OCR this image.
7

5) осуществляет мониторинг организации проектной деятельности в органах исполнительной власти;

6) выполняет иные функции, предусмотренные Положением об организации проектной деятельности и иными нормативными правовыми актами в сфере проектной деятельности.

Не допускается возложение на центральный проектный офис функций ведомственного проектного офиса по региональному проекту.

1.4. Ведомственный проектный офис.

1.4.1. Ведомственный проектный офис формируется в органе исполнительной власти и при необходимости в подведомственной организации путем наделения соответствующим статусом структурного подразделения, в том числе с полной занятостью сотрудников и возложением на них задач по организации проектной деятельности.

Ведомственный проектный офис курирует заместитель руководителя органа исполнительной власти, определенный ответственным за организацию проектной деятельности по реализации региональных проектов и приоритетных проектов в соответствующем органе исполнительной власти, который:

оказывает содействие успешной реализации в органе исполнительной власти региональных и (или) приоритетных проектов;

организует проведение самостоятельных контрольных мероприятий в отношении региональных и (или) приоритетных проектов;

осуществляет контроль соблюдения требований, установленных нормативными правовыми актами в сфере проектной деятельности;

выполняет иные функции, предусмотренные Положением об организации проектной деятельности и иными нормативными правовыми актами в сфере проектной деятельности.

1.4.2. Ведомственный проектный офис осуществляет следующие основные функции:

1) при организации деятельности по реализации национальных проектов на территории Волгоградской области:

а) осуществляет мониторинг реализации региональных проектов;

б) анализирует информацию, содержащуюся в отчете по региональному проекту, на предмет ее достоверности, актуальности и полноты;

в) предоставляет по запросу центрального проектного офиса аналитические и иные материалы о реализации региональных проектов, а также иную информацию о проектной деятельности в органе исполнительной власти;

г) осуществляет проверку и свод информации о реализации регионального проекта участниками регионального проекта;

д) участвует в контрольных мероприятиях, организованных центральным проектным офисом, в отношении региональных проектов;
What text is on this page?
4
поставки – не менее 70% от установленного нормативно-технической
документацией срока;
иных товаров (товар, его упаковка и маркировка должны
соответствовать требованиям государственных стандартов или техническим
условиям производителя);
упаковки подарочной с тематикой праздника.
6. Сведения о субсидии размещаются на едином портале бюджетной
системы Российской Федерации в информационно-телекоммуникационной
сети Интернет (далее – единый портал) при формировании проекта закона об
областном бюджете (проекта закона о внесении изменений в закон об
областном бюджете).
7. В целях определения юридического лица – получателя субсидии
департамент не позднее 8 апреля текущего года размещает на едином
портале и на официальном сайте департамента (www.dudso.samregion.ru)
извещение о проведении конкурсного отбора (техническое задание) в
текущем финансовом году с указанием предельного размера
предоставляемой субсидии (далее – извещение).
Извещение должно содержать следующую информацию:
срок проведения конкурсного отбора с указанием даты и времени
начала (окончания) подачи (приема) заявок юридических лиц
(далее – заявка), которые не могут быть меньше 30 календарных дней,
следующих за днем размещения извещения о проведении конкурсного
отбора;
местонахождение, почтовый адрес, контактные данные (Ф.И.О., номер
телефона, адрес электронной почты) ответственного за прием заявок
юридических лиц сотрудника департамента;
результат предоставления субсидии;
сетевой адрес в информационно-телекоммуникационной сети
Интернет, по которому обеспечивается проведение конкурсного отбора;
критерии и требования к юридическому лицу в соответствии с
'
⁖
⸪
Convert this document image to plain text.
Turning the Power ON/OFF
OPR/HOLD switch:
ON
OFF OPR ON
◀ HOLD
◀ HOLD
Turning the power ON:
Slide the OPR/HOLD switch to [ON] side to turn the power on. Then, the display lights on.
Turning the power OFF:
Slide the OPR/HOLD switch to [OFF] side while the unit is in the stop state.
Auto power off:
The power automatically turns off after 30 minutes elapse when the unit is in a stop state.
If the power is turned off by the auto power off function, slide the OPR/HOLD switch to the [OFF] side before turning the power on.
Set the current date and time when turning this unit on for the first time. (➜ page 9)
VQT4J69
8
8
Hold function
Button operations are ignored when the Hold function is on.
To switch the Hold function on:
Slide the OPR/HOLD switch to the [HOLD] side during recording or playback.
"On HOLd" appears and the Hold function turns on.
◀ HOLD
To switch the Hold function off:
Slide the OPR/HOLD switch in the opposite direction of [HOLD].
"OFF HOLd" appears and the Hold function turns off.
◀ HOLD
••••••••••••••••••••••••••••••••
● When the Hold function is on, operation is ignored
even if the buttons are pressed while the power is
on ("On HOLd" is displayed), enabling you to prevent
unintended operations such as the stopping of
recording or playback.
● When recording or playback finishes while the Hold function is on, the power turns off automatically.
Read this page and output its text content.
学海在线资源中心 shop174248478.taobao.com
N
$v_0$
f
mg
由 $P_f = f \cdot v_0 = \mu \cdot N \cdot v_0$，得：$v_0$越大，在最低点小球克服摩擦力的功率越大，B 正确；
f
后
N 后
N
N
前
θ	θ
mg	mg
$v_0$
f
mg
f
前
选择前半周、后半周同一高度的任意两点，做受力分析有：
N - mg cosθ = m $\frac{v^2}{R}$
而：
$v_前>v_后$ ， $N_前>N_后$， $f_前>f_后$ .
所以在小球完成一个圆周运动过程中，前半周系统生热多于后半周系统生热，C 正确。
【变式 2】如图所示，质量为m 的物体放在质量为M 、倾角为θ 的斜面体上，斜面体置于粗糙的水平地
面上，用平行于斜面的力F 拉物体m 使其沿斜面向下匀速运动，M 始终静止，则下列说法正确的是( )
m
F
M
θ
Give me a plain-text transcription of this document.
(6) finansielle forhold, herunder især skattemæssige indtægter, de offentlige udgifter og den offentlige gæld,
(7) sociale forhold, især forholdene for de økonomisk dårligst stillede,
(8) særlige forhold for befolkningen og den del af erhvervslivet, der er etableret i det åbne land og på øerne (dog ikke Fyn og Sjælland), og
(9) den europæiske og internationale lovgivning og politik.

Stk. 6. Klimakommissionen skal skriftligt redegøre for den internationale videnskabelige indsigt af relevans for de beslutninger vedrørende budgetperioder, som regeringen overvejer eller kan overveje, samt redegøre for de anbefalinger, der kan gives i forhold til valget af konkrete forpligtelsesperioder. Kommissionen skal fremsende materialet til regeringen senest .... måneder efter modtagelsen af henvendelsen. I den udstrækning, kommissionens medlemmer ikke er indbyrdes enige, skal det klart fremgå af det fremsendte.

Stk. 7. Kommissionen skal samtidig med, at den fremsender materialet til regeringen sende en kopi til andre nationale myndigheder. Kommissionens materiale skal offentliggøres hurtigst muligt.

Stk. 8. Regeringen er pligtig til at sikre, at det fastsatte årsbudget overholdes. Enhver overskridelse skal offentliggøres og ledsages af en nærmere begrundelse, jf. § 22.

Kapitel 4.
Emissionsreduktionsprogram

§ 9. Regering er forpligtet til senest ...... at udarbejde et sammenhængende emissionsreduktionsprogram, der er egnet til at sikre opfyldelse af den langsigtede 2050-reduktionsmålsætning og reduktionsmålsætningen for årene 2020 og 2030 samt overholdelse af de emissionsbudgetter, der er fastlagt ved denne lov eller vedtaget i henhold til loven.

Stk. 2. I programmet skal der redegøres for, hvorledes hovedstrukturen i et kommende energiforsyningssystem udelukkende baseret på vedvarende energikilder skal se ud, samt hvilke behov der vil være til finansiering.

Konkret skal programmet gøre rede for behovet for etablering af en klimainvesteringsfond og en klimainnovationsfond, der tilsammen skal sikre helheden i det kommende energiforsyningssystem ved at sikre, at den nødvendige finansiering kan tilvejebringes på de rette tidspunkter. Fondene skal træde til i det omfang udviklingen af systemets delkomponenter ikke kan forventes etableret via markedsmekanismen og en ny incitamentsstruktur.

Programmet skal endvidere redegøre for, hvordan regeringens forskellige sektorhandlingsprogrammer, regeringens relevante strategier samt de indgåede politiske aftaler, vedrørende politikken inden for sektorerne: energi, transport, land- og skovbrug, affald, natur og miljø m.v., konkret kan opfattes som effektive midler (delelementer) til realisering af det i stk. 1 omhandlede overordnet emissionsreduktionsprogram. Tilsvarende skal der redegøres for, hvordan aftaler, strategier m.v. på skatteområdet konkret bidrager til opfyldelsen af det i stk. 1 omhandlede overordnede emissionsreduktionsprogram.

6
○ ○ ○ ○ ○ ○ ○
EXERCISE PROMPT | Check each line above for the string "især" and show the ones that have it.

WORKED ANSWER |
(6) finansielle forhold, herunder især skattemæssige indtægter, de offentlige udgifter og den offentlige gæld,
(7) sociale forhold, især forholdene for de økonomisk dårligst stillede,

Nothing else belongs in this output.